** What you should do **
Please give the data below again in full, exactly as it stands.

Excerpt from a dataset
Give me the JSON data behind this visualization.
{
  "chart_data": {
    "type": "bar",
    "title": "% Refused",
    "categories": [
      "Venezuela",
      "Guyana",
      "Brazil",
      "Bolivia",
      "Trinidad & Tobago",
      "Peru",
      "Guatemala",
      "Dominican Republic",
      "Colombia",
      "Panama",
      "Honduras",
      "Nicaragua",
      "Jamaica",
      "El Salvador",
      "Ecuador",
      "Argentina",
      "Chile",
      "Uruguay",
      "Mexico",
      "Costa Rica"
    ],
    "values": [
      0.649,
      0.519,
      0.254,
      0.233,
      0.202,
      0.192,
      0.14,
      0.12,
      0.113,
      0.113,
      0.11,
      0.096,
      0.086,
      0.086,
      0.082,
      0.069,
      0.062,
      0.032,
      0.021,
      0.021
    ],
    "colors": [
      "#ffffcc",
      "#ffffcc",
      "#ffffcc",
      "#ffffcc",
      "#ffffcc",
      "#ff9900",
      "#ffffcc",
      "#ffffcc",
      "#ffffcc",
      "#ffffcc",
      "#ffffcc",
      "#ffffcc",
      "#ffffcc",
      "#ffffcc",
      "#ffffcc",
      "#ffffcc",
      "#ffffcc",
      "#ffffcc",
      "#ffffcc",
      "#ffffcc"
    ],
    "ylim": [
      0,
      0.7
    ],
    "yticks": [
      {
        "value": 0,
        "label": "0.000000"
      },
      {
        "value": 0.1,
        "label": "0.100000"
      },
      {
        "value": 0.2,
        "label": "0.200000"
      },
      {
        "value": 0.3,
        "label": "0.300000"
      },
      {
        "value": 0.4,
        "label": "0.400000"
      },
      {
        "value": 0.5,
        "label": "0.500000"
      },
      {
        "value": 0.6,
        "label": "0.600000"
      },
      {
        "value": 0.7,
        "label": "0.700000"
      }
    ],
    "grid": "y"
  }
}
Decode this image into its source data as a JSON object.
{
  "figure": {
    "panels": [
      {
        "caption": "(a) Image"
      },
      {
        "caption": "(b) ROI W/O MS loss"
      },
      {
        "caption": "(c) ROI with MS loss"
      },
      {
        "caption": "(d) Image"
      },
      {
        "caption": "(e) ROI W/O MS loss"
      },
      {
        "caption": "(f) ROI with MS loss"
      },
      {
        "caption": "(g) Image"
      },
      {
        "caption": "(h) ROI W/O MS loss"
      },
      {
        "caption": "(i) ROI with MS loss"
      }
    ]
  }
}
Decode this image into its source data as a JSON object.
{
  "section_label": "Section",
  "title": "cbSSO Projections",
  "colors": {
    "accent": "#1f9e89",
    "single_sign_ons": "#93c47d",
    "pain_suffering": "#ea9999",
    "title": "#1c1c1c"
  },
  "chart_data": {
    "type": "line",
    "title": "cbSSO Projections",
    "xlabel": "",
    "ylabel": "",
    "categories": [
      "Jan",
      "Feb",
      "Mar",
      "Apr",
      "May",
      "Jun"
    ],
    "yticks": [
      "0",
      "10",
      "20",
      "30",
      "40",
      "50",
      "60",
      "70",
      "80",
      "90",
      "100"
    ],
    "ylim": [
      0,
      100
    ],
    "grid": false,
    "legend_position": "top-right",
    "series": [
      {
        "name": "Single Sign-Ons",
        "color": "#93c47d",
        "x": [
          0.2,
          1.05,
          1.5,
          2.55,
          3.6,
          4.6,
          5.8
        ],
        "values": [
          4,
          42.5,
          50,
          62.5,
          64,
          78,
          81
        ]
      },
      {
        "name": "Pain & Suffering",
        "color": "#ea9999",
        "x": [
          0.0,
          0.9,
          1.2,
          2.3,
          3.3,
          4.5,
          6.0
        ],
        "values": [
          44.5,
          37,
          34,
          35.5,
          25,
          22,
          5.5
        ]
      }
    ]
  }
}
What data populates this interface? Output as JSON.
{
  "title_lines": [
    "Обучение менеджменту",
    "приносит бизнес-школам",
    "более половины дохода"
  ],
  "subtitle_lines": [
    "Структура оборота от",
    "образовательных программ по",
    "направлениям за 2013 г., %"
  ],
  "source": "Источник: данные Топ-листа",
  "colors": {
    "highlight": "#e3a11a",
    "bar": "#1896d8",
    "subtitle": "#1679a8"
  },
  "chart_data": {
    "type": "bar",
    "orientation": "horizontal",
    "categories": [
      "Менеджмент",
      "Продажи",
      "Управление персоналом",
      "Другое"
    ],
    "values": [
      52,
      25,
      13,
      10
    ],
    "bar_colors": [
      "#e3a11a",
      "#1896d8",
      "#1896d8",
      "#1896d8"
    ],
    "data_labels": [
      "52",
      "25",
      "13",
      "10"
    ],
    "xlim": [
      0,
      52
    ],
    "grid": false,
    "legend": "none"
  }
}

** Result for this task **
Give me the JSON data behind this visualization.
{
  "chart_data": {
    "type": "bar",
    "title": "% Refused",
    "categories": [
      "Venezuela",
      "Guyana",
      "Brazil",
      "Bolivia",
      "Trinidad & Tobago",
      "Peru",
      "Guatemala",
      "Dominican Republic",
      "Colombia",
      "Panama",
      "Honduras",
      "Nicaragua",
      "Jamaica",
      "El Salvador",
      "Ecuador",
      "Argentina",
      "Chile",
      "Uruguay",
      "Mexico",
      "Costa Rica"
    ],
    "values": [
      0.649,
      0.519,
      0.254,
      0.233,
      0.202,
      0.192,
      0.14,
      0.12,
      0.113,
      0.113,
      0.11,
      0.096,
      0.086,
      0.086,
      0.082,
      0.069,
      0.062,
      0.032,
      0.021,
      0.021
    ],
    "colors": [
      "#ffffcc",
      "#ffffcc",
      "#ffffcc",
      "#ffffcc",
      "#ffffcc",
      "#ff9900",
      "#ffffcc",
      "#ffffcc",
      "#ffffcc",
      "#ffffcc",
      "#ffffcc",
      "#ffffcc",
      "#ffffcc",
      "#ffffcc",
      "#ffffcc",
      "#ffffcc",
      "#ffffcc",
      "#ffffcc",
      "#ffffcc",
      "#ffffcc"
    ],
    "ylim": [
      0,
      0.7
    ],
    "yticks": [
      {
        "value": 0,
        "label": "0.000000"
      },
      {
        "value": 0.1,
        "label": "0.100000"
      },
      {
        "value": 0.2,
        "label": "0.200000"
      },
      {
        "value": 0.3,
        "label": "0.300000"
      },
      {
        "value": 0.4,
        "label": "0.400000"
      },
      {
        "value": 0.5,
        "label": "0.500000"
      },
      {
        "value": 0.6,
        "label": "0.600000"
      },
      {
        "value": 0.7,
        "label": "0.700000"
      }
    ],
    "grid": "y"
  }
}
Decode this image into its source data as a JSON object.
{
  "figure": {
    "panels": [
      {
        "caption": "(a) Image"
      },
      {
        "caption": "(b) ROI W/O MS loss"
      },
      {
        "caption": "(c) ROI with MS loss"
      },
      {
        "caption": "(d) Image"
      },
      {
        "caption": "(e) ROI W/O MS loss"
      },
      {
        "caption": "(f) ROI with MS loss"
      },
      {
        "caption": "(g) Image"
      },
      {
        "caption": "(h) ROI W/O MS loss"
      },
      {
        "caption": "(i) ROI with MS loss"
      }
    ]
  }
}
Decode this image into its source data as a JSON object.
{
  "section_label": "Section",
  "title": "cbSSO Projections",
  "colors": {
    "accent": "#1f9e89",
    "single_sign_ons": "#93c47d",
    "pain_suffering": "#ea9999",
    "title": "#1c1c1c"
  },
  "chart_data": {
    "type": "line",
    "title": "cbSSO Projections",
    "xlabel": "",
    "ylabel": "",
    "categories": [
      "Jan",
      "Feb",
      "Mar",
      "Apr",
      "May",
      "Jun"
    ],
    "yticks": [
      "0",
      "10",
      "20",
      "30",
      "40",
      "50",
      "60",
      "70",
      "80",
      "90",
      "100"
    ],
    "ylim": [
      0,
      100
    ],
    "grid": false,
    "legend_position": "top-right",
    "series": [
      {
        "name": "Single Sign-Ons",
        "color": "#93c47d",
        "x": [
          0.2,
          1.05,
          1.5,
          2.55,
          3.6,
          4.6,
          5.8
        ],
        "values": [
          4,
          42.5,
          50,
          62.5,
          64,
          78,
          81
        ]
      },
      {
        "name": "Pain & Suffering",
        "color": "#ea9999",
        "x": [
          0.0,
          0.9,
          1.2,
          2.3,
          3.3,
          4.5,
          6.0
        ],
        "values": [
          44.5,
          37,
          34,
          35.5,
          25,
          22,
          5.5
        ]
      }
    ]
  }
}
What data populates this interface? Output as JSON.
{
  "title_lines": [
    "Обучение менеджменту",
    "приносит бизнес-школам",
    "более половины дохода"
  ],
  "subtitle_lines": [
    "Структура оборота от",
    "образовательных программ по",
    "направлениям за 2013 г., %"
  ],
  "source": "Источник: данные Топ-листа",
  "colors": {
    "highlight": "#e3a11a",
    "bar": "#1896d8",
    "subtitle": "#1679a8"
  },
  "chart_data": {
    "type": "bar",
    "orientation": "horizontal",
    "categories": [
      "Менеджмент",
      "Продажи",
      "Управление персоналом",
      "Другое"
    ],
    "values": [
      52,
      25,
      13,
      10
    ],
    "bar_colors": [
      "#e3a11a",
      "#1896d8",
      "#1896d8",
      "#1896d8"
    ],
    "data_labels": [
      "52",
      "25",
      "13",
      "10"
    ],
    "xlim": [
      0,
      52
    ],
    "grid": false,
    "legend": "none"
  }
}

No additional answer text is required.